▶ [PETUNJUK LATIHAN] Tuliskan tanpa perubahan satu bagian dari teks tentang hukum ucapan selamat Natal di bawah ini: awali dari kata-kata yang memuat "Orang Islam yang", lalu akhiri setelah "yang hampir sama.".

▶ [BACAAN YANG DITAMPILKAN]
Orang Islam yang mengucapkan selamat Natal berarti menyerupai tradisi kaum Kristiani, maka ia dianggap bagian dari mereka. Dengan demikian, hukum ucapan dimaksud adalah haram. Dalil tersebut juga dijadikan dasar untuk mengharamkan ucapan selamat tahun baru masehi dengan argumentasi yang hampir sama.
2. Mubah/Boleh mengucapkan selamat natal
Sebagian ulama, meliputi Syekh Yusuf Qaradhawi, Syekh Ali Jum’ah, Syekh Musthafa Zarqa, Syekh Nasr Farid Washil, Syekh Abdullah bin Bayyah, Syekh Ishom Talimah, Majelis Fatwa Eropa, Majelis Fatwa Mesir, dan sebagainya membolehkan ucapan selamat Natal kepada orang yang memperingatinya. Mereka berlandaskan pada firman Allah subhanahu wa ta’ala dalam Surat Al-Mumtahanah ayat 8:
لَا يَنْهٰٮكُمُ اللّٰهُ عَنِ الَّذِيْنَ لَمْ يُقَا تِلُوْكُمْ فِى الدِّيْنِ وَلَمْ يُخْرِجُوْكُمْ مِّنْ دِيَا رِكُمْ اَنْ تَبَرُّوْهُمْ وَ تُقْسِطُوْۤا اِلَيْهِمْ ۗ اِنَّ اللّٰهَ يُحِبُّ الْمُقْسِطِيْنَ
“Allah tidak melarang kamu berbuat baik dan berlaku adil terhadap orang-orang yang tidak memerangimu dalam urusan agama dan tidak mengusir kamu dari kampung halamanmu. Sesungguhnya Allah mencintai orang-orang yang berlaku adil.”

Data anotasi tata letak
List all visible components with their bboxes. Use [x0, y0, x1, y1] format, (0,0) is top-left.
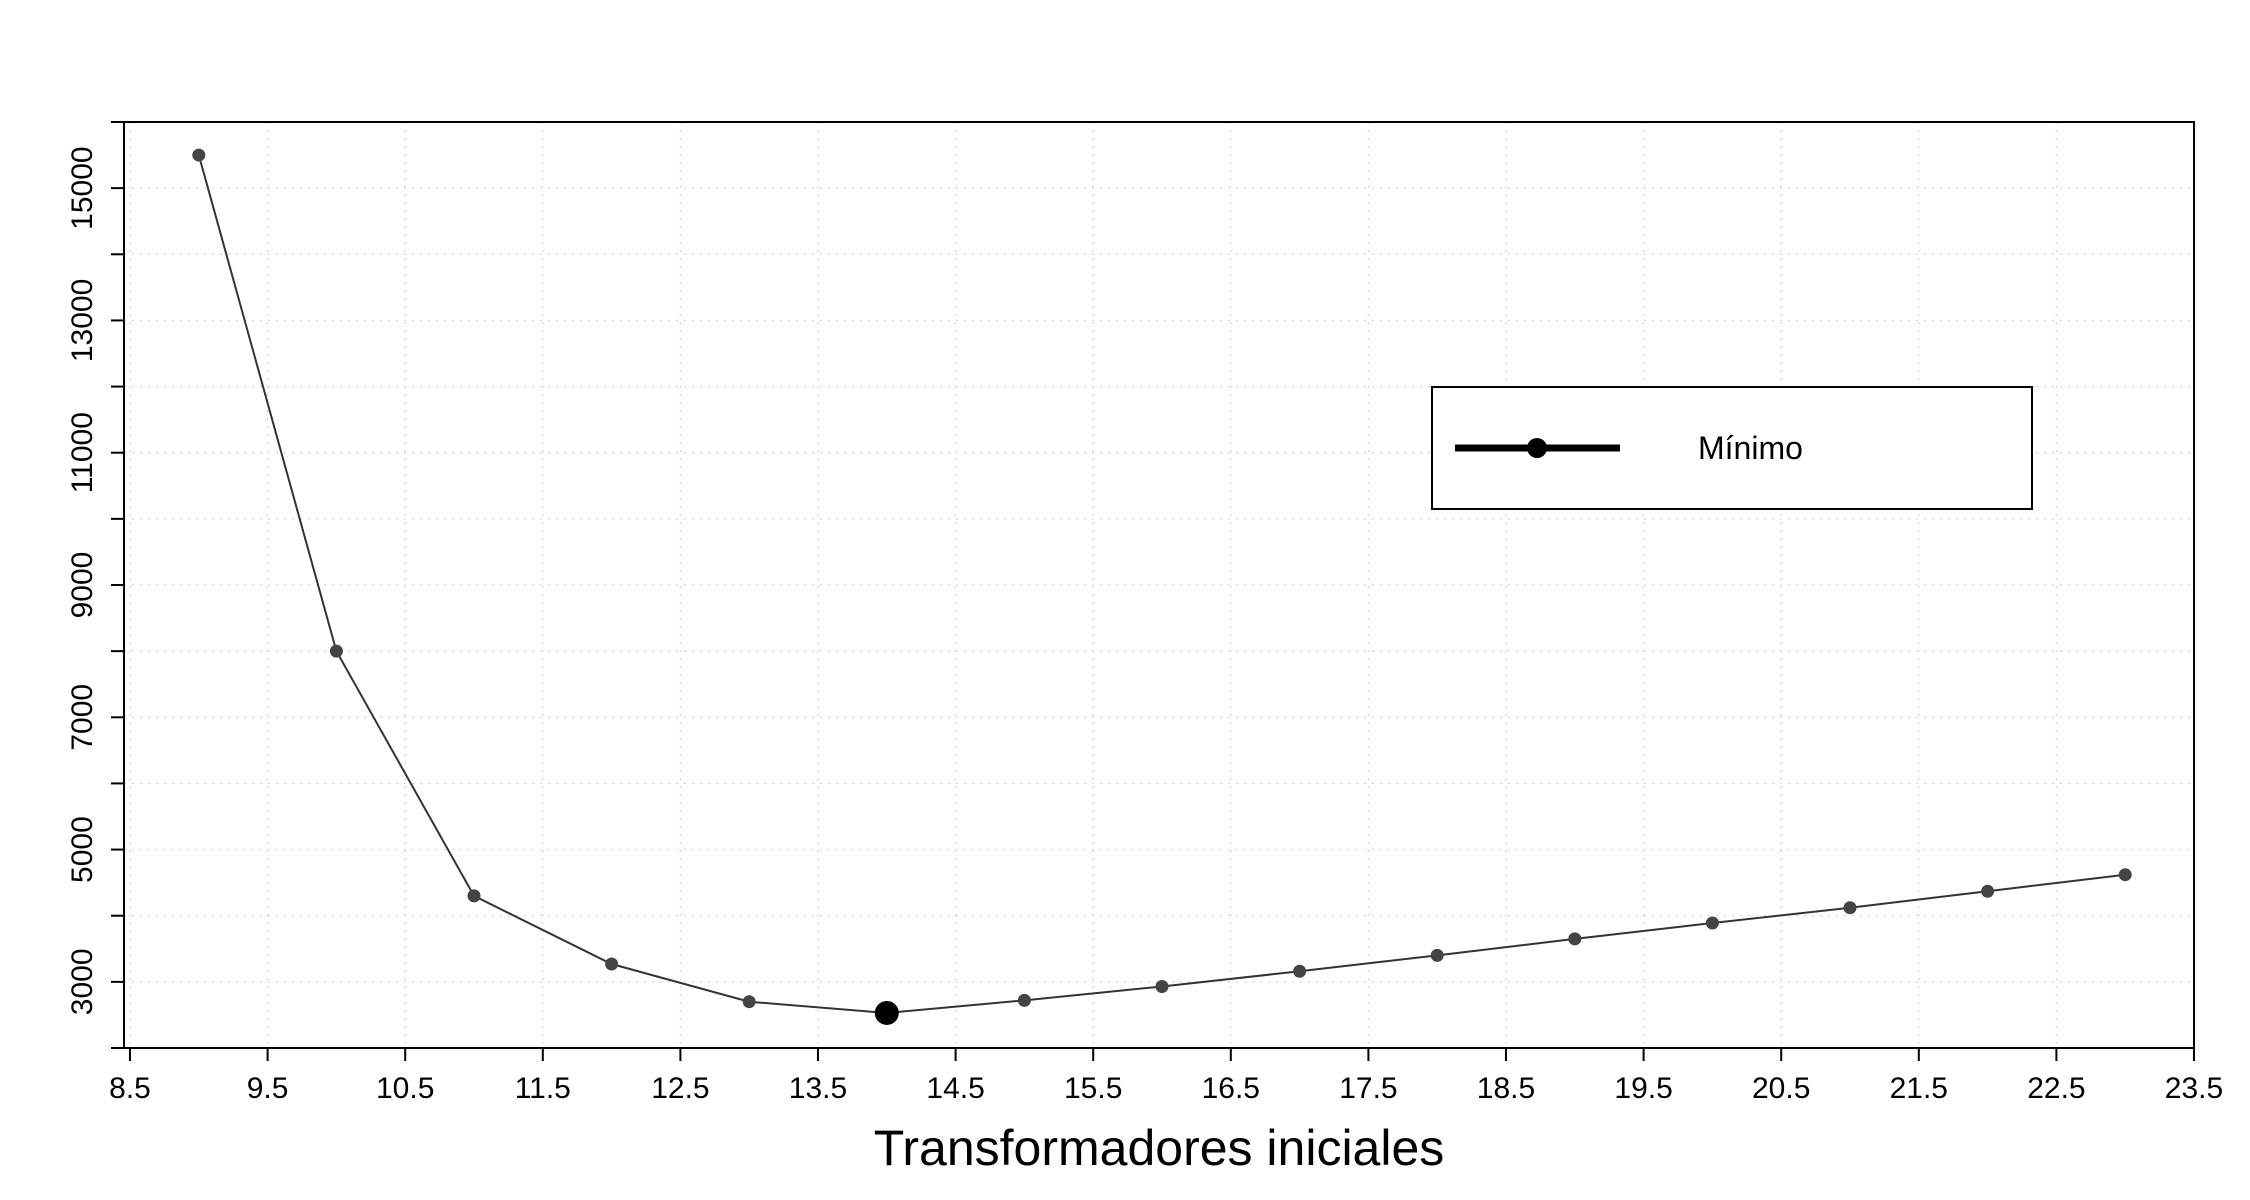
- data-point: [605, 957, 619, 971]
- x-tick-label: 9.5: [247, 1072, 289, 1105]
- x-tick-label: 17.5: [1339, 1072, 1397, 1105]
- legend-marker: [1527, 438, 1547, 458]
- y-tick-label: 9000: [66, 552, 99, 619]
- x-tick-label: 23.5: [2165, 1072, 2223, 1105]
- data-point: [1155, 979, 1169, 993]
- y-tick-label: 3000: [66, 948, 99, 1015]
- x-tick-label: 11.5: [515, 1072, 571, 1105]
- x-tick-label: 15.5: [1064, 1072, 1122, 1105]
- y-tick-label: 13000: [66, 279, 99, 362]
- data-point: [742, 995, 756, 1009]
- data-point: [1843, 901, 1857, 915]
- x-axis-title: Transformadores iniciales: [874, 1120, 1445, 1176]
- data-point: [1981, 884, 1995, 898]
- axes: 8.5 9.5 10.5 11.5 12.5 13.5 14.5 15.5 16.5 17.5 18…: [66, 121, 2223, 1105]
- x-tick-label: 19.5: [1614, 1072, 1672, 1105]
- y-tick-label: 7000: [66, 684, 99, 751]
- points-layer: [192, 148, 2132, 1025]
- data-point: [1293, 964, 1307, 978]
- x-tick-label: 20.5: [1752, 1072, 1810, 1105]
- data-point: [192, 148, 206, 162]
- data-point: [2118, 868, 2132, 882]
- x-tick-label: 22.5: [2027, 1072, 2085, 1105]
- x-tick-label: 8.5: [109, 1072, 151, 1105]
- data-point: [1568, 932, 1582, 946]
- x-tick-label: 12.5: [651, 1072, 709, 1105]
- data-point: [329, 644, 343, 658]
- legend: Mínimo: [1431, 386, 2033, 510]
- y-tick-label: 15000: [66, 146, 99, 229]
- x-tick-label: 13.5: [789, 1072, 847, 1105]
- x-tick-label: 21.5: [1890, 1072, 1948, 1105]
- y-tick-label: 11000: [66, 412, 99, 493]
- legend-label: Mínimo: [1698, 430, 1803, 466]
- minimum-marker: [874, 1000, 899, 1025]
- data-point: [1705, 916, 1719, 930]
- x-tick-label: 14.5: [926, 1072, 984, 1105]
- data-point: [1017, 993, 1031, 1007]
- x-tick-label: 18.5: [1477, 1072, 1535, 1105]
- x-tick-label: 10.5: [376, 1072, 434, 1105]
- x-tick-label: 16.5: [1202, 1072, 1260, 1105]
- grid: [124, 122, 2194, 1048]
- legend-box: [1431, 386, 2033, 510]
- plot-frame: [123, 121, 2195, 1049]
- data-point: [1430, 948, 1444, 962]
- y-tick-label: 5000: [66, 816, 99, 883]
- data-point: [467, 889, 481, 903]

▶ [JAWABAN TERTULIS]
Orang Islam yang mengucapkan selamat Natal berarti menyerupai tradisi kaum Kristiani, maka ia dianggap bagian dari mereka. Dengan demikian, hukum ucapan dimaksud adalah haram. Dalil tersebut juga dijadikan dasar untuk mengharamkan ucapan selamat tahun baru masehi dengan argumentasi yang hampir sama.